>> START

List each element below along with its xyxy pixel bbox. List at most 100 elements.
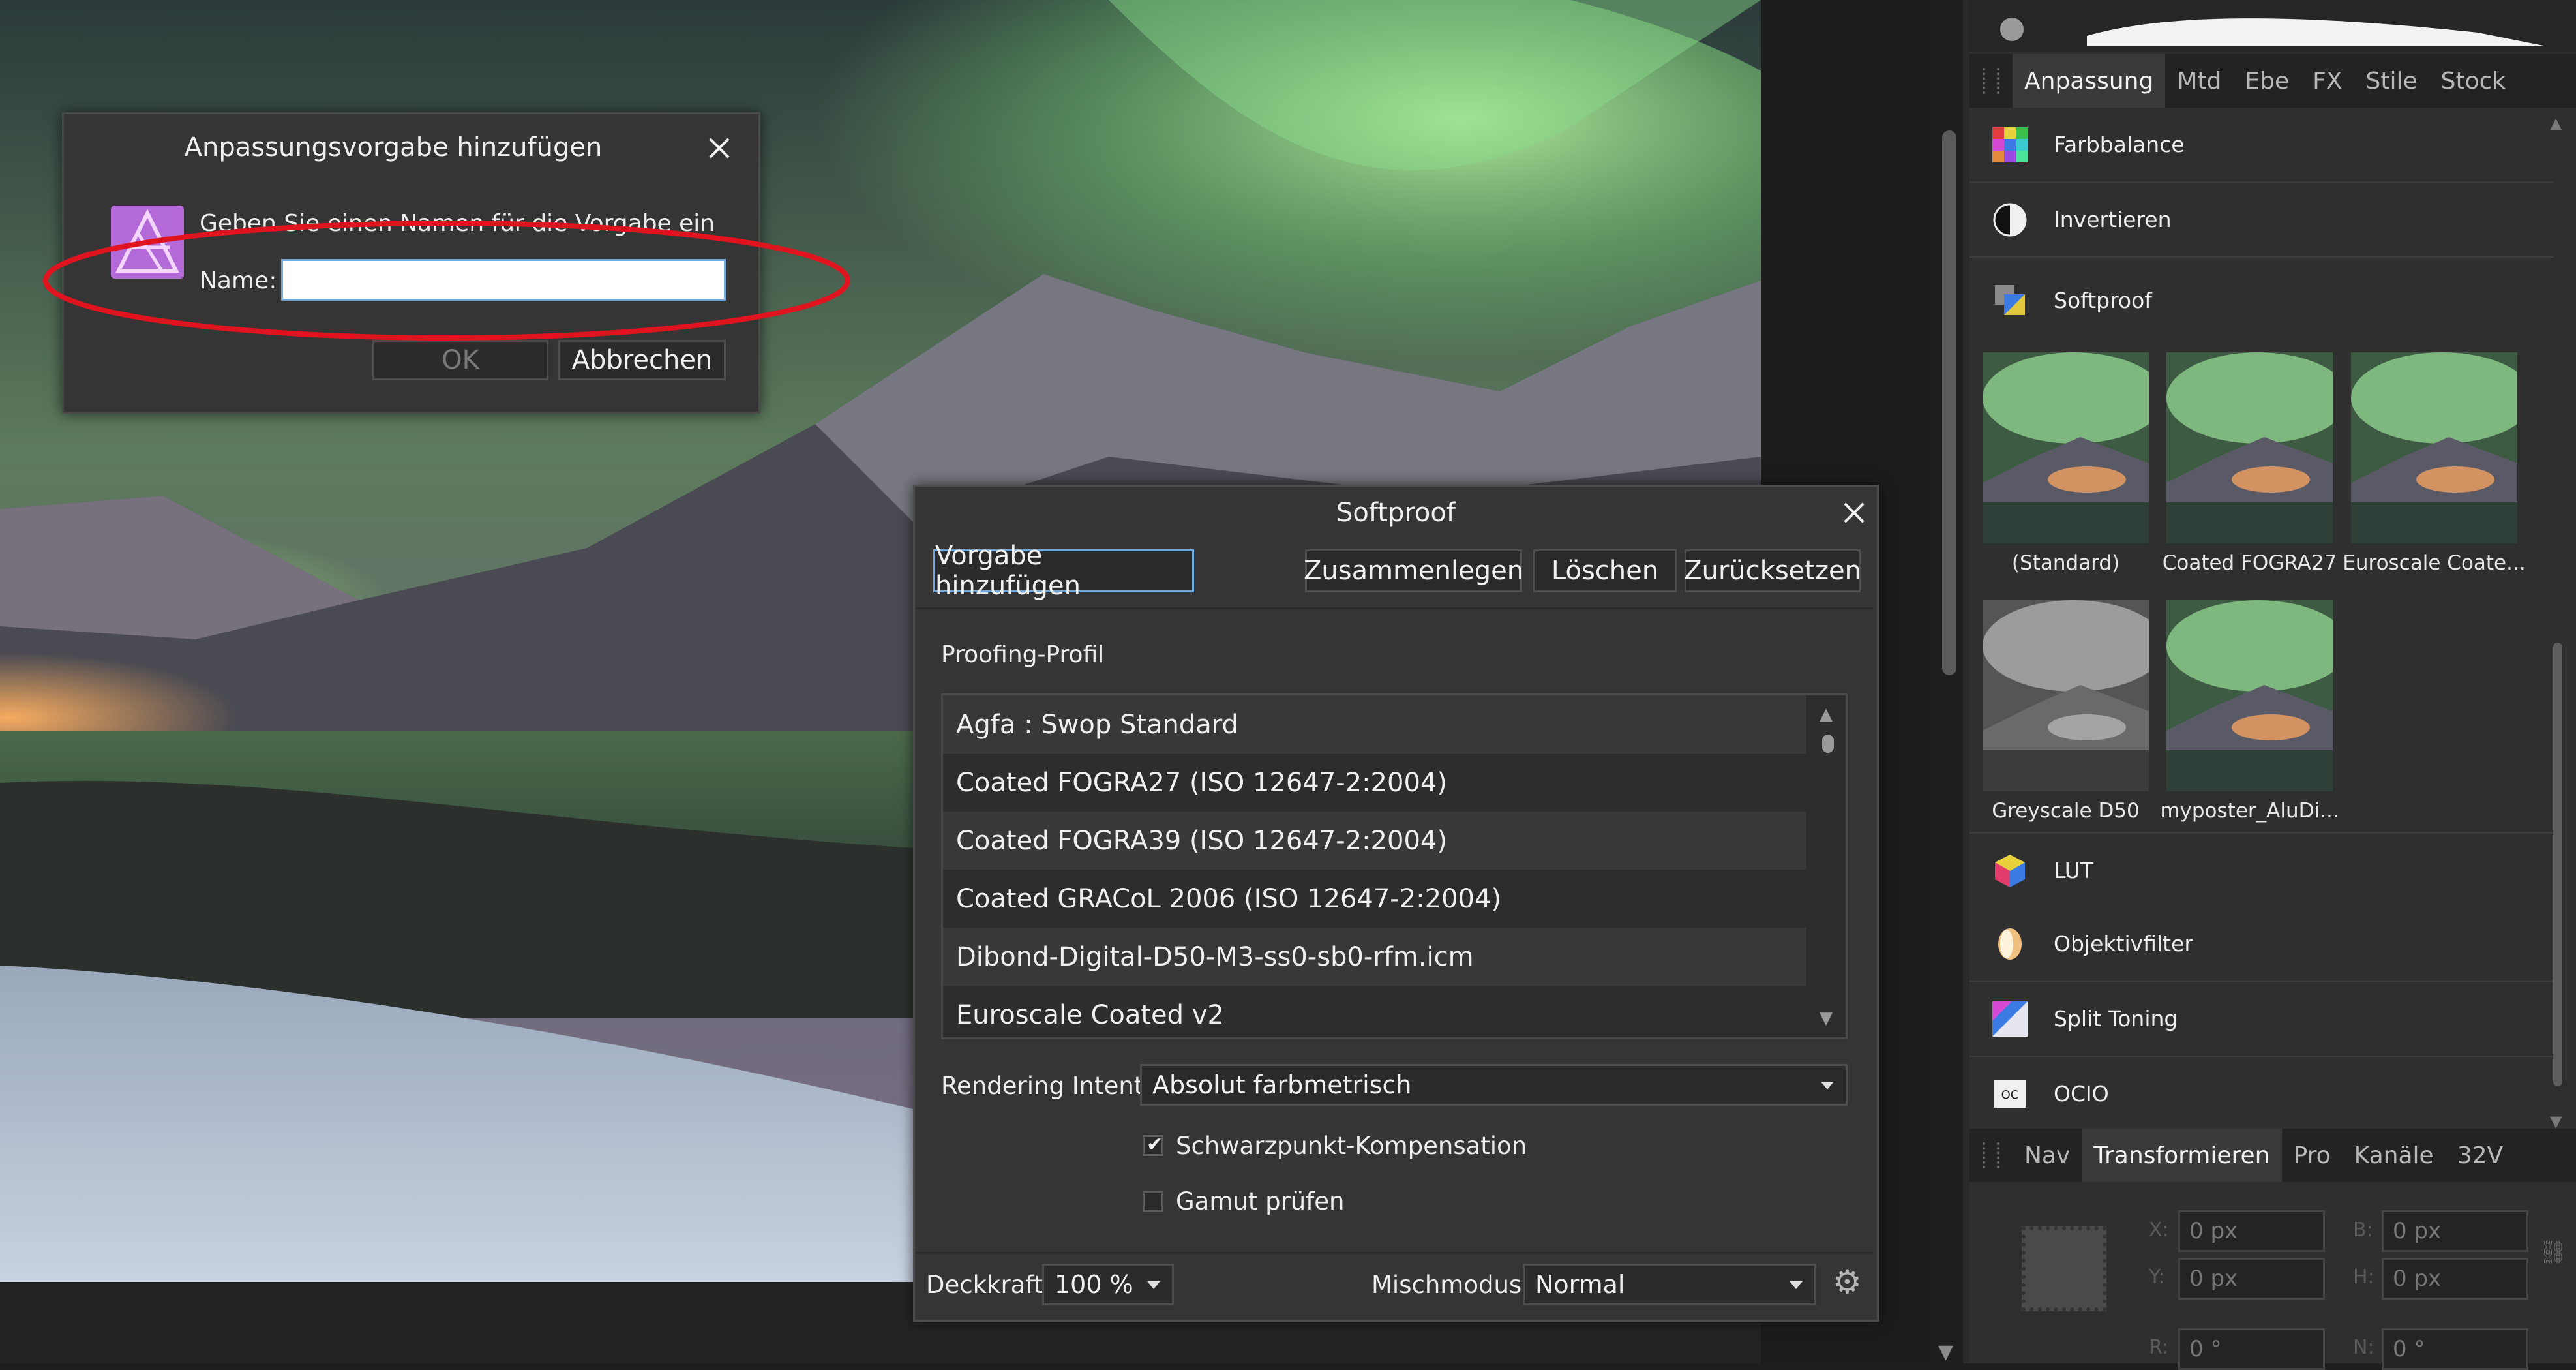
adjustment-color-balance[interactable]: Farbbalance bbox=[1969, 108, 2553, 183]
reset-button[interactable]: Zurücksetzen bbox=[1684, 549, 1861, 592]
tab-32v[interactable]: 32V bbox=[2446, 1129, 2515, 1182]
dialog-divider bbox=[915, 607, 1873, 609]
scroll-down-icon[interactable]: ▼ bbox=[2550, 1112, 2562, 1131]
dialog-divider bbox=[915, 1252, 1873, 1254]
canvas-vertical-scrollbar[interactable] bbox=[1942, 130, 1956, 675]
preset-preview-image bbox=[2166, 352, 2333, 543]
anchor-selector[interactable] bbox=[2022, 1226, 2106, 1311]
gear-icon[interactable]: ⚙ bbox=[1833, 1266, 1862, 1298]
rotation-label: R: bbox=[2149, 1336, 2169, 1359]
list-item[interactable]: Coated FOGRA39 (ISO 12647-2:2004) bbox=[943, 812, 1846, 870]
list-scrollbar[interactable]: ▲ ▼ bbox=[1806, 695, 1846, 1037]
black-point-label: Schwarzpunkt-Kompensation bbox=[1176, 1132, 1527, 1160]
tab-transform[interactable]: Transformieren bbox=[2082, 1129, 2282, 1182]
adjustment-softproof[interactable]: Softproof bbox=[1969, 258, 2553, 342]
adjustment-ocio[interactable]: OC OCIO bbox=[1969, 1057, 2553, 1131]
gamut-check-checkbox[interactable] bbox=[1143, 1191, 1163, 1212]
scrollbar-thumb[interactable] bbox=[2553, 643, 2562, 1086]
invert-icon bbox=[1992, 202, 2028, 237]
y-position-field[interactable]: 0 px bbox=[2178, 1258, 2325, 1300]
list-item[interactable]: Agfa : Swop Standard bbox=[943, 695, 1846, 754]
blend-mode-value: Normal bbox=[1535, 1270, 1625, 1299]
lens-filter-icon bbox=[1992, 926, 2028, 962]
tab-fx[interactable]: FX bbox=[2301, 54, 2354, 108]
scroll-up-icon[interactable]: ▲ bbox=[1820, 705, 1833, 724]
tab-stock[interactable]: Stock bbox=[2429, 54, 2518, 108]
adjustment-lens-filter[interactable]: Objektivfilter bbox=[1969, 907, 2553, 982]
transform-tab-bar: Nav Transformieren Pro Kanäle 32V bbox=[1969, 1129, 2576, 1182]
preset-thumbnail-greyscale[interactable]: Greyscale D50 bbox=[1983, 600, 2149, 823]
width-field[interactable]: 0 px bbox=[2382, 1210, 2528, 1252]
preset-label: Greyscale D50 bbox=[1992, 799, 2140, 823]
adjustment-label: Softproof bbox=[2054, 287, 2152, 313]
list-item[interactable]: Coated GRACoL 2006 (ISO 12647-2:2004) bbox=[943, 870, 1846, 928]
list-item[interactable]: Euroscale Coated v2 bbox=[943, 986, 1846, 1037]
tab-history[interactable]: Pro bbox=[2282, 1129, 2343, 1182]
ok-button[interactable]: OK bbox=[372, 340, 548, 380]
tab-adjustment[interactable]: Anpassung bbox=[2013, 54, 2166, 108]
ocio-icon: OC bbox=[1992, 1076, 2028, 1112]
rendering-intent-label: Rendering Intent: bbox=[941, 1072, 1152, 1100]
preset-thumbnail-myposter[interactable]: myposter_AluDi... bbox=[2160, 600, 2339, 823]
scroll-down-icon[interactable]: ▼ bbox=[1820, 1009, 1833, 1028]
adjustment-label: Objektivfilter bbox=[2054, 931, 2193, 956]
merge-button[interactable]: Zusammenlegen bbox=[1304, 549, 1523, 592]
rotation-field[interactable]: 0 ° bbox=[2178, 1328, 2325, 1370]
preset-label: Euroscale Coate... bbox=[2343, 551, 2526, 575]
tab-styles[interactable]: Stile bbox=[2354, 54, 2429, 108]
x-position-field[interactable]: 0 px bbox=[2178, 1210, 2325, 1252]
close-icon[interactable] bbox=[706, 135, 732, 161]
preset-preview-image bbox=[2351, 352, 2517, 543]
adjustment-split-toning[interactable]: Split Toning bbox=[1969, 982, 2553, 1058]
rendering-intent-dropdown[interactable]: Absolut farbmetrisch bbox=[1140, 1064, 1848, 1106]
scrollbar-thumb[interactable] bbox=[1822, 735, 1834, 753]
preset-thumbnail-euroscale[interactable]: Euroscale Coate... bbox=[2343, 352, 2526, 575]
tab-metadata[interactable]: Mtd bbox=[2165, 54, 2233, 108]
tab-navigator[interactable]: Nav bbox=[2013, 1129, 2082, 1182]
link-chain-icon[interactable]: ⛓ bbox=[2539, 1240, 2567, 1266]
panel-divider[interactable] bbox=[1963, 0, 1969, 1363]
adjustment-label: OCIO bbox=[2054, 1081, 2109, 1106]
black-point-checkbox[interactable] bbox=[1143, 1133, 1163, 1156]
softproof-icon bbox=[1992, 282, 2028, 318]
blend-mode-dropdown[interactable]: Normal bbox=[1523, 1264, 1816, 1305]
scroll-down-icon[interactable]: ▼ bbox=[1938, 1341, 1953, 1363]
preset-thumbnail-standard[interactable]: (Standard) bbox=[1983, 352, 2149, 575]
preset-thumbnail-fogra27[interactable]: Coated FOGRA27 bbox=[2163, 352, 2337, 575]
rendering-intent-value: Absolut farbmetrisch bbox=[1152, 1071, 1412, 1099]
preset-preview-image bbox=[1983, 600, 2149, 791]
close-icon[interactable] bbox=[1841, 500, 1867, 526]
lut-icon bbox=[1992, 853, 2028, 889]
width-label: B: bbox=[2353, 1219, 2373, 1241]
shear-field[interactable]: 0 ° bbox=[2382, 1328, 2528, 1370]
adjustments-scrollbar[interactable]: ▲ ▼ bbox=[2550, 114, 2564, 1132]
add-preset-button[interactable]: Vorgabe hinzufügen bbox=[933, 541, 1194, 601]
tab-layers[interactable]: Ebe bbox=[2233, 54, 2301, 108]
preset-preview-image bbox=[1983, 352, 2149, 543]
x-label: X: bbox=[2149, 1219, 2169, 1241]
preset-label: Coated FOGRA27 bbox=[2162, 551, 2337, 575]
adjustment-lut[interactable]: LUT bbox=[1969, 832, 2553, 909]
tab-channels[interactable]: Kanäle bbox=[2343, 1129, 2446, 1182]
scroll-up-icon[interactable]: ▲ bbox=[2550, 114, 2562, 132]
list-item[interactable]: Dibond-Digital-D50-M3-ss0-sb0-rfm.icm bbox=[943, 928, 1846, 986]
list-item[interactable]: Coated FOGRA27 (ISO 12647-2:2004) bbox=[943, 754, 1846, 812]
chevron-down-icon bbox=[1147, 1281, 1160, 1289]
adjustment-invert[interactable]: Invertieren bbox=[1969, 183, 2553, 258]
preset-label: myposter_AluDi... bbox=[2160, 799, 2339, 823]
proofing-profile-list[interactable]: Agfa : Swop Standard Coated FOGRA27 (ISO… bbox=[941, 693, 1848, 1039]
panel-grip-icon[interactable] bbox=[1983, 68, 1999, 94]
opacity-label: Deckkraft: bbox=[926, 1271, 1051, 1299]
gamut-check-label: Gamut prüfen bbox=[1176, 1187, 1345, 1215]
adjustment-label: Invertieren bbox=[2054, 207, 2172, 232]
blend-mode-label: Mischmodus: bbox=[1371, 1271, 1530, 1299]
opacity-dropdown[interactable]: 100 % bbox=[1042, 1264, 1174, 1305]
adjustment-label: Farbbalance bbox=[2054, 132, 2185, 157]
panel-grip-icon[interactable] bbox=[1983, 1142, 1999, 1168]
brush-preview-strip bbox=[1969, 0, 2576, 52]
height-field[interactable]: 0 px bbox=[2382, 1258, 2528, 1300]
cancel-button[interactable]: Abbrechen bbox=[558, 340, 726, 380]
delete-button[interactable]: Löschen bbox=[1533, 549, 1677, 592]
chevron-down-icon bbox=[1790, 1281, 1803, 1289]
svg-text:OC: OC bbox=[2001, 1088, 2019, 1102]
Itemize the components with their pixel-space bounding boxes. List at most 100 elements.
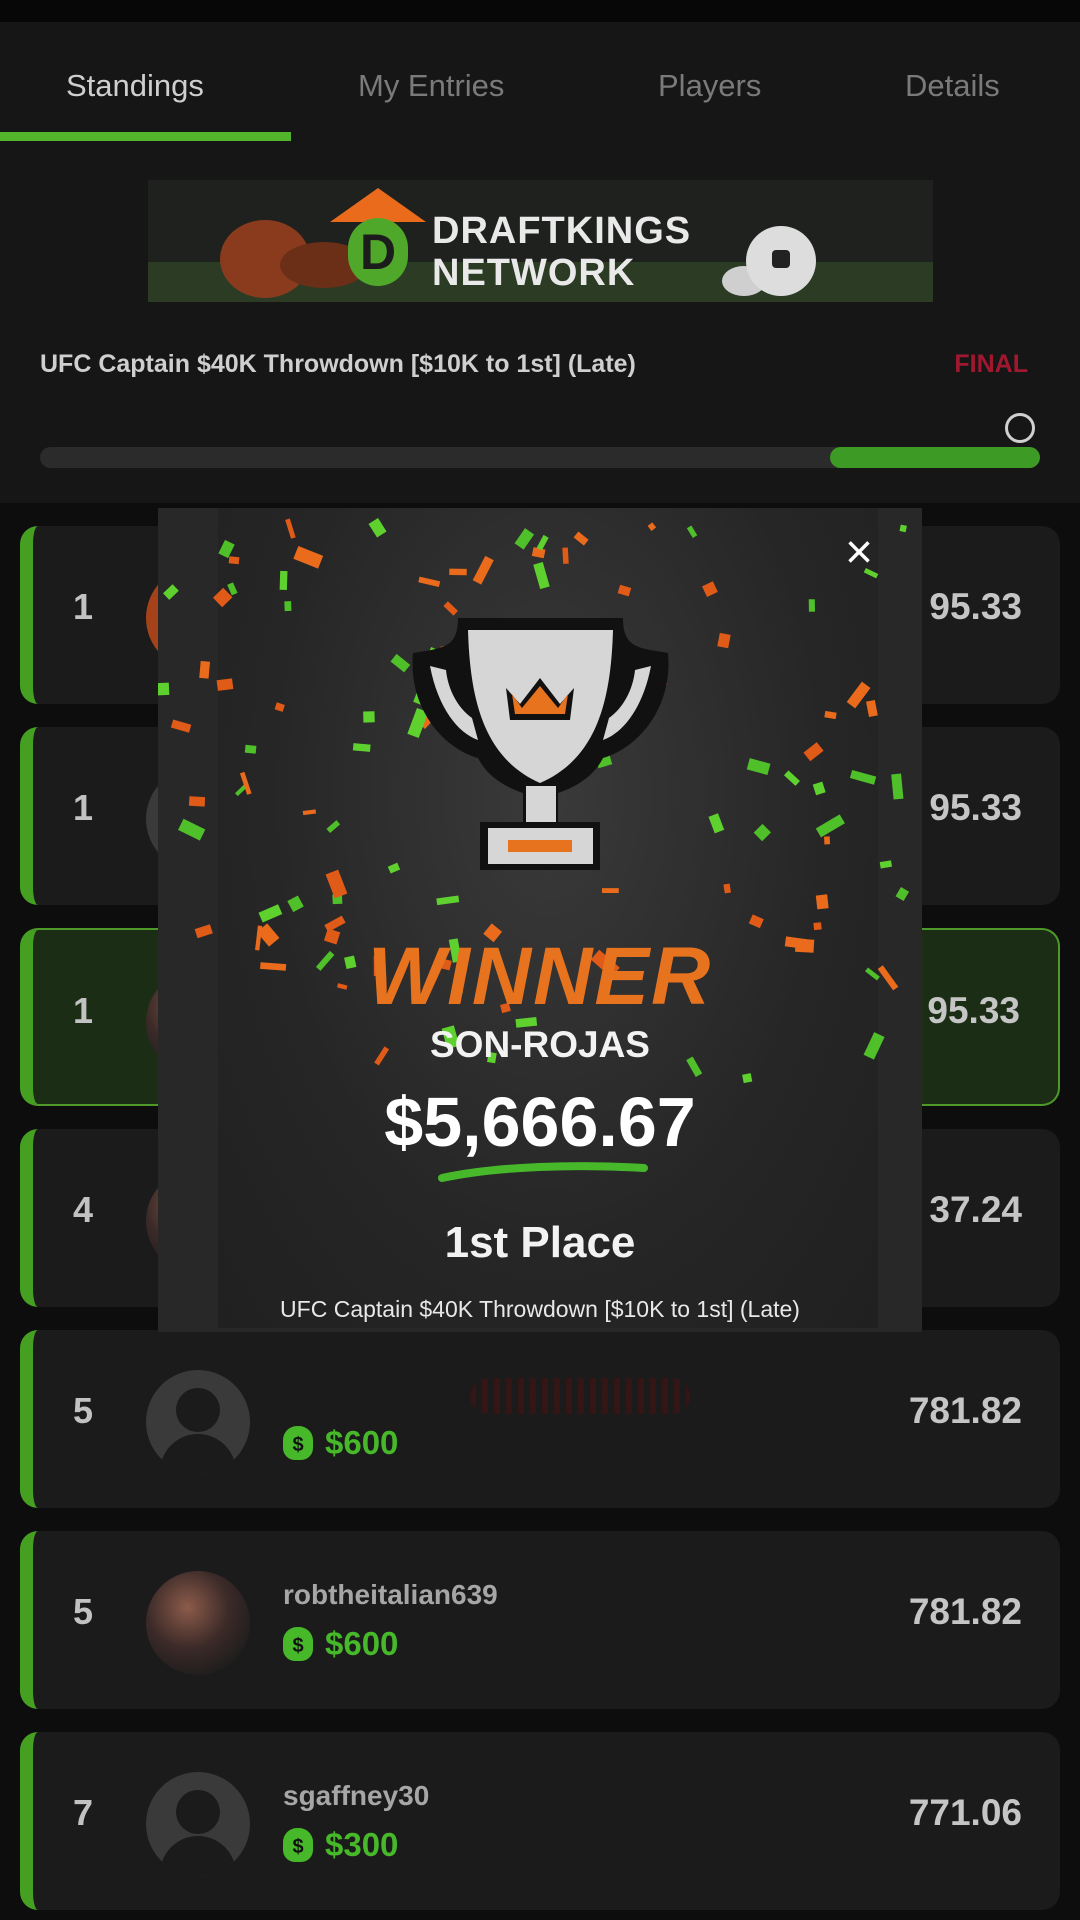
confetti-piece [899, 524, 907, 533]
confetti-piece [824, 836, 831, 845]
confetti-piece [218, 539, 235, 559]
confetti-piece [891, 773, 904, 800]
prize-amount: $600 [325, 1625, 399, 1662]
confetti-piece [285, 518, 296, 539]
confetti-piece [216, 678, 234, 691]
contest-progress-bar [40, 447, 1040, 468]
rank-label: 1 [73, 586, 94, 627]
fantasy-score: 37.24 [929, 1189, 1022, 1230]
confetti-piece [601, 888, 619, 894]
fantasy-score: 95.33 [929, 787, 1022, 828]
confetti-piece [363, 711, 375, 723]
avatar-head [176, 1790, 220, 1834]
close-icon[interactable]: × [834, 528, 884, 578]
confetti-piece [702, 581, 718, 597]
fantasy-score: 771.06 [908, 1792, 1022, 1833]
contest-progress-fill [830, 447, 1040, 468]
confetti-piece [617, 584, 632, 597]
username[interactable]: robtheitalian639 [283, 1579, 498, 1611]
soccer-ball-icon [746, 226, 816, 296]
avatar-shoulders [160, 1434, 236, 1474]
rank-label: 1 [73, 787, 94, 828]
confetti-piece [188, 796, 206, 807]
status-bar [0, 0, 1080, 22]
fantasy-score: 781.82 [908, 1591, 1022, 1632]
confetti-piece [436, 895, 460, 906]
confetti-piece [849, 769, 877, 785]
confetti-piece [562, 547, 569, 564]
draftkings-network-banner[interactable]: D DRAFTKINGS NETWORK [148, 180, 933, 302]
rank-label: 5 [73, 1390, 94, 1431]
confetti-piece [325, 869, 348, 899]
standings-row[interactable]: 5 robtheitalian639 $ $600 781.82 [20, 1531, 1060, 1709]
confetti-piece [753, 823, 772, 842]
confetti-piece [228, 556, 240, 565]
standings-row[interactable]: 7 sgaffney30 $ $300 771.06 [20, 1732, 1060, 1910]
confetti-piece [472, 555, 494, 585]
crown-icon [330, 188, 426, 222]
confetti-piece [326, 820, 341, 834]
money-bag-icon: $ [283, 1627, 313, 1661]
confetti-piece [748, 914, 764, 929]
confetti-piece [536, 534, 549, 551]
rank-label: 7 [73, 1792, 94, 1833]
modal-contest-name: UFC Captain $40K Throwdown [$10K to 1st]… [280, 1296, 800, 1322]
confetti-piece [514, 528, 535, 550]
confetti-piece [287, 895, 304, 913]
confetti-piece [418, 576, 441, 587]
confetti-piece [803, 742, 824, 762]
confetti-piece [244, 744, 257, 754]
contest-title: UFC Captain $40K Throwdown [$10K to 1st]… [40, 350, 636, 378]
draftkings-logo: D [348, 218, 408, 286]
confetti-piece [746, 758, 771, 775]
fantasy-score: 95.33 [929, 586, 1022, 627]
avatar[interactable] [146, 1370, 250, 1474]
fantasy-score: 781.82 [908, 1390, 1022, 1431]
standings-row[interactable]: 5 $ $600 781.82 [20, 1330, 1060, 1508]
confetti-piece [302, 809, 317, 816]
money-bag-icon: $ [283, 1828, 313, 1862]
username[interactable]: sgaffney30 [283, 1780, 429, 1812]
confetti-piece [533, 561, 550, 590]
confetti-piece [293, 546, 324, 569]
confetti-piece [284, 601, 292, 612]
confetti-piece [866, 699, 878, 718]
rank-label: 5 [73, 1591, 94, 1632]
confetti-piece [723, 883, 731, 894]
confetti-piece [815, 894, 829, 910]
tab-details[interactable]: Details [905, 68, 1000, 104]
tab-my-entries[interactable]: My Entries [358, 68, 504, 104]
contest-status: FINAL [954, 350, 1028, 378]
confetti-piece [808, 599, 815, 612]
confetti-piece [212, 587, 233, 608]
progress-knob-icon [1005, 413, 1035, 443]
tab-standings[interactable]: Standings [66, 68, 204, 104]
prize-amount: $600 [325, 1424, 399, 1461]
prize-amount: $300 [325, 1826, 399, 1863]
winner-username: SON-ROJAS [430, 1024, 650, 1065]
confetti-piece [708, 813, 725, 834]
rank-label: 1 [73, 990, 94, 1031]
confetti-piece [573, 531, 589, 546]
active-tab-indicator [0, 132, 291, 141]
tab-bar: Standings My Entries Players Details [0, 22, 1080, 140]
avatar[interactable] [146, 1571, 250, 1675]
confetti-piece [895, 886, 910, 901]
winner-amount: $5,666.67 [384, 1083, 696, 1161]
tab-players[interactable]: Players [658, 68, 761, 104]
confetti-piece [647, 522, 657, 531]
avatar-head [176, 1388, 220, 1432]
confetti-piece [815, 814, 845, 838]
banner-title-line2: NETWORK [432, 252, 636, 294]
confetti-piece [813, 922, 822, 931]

>> END

Output the lines of the material from the one containing "108, 2553, 183]" through the one containing "anchor-selector[interactable] bbox=[2022, 1226, 2106, 1311]" as a JSON list of strings, one string per line, with blank lines left out.

[
  "adjustment-color-balance[interactable]: Farbbalance bbox=[1969, 108, 2553, 183]",
  "reset-button[interactable]: Zurücksetzen bbox=[1684, 549, 1861, 592]",
  "tab-32v[interactable]: 32V bbox=[2446, 1129, 2515, 1182]",
  "dialog-divider bbox=[915, 607, 1873, 609]",
  "scroll-down-icon[interactable]: ▼ bbox=[2550, 1112, 2562, 1131]",
  "dialog-divider bbox=[915, 1252, 1873, 1254]",
  "canvas-vertical-scrollbar[interactable] bbox=[1942, 130, 1956, 675]",
  "preset-preview-image bbox=[2166, 352, 2333, 543]",
  "anchor-selector[interactable] bbox=[2022, 1226, 2106, 1311]"
]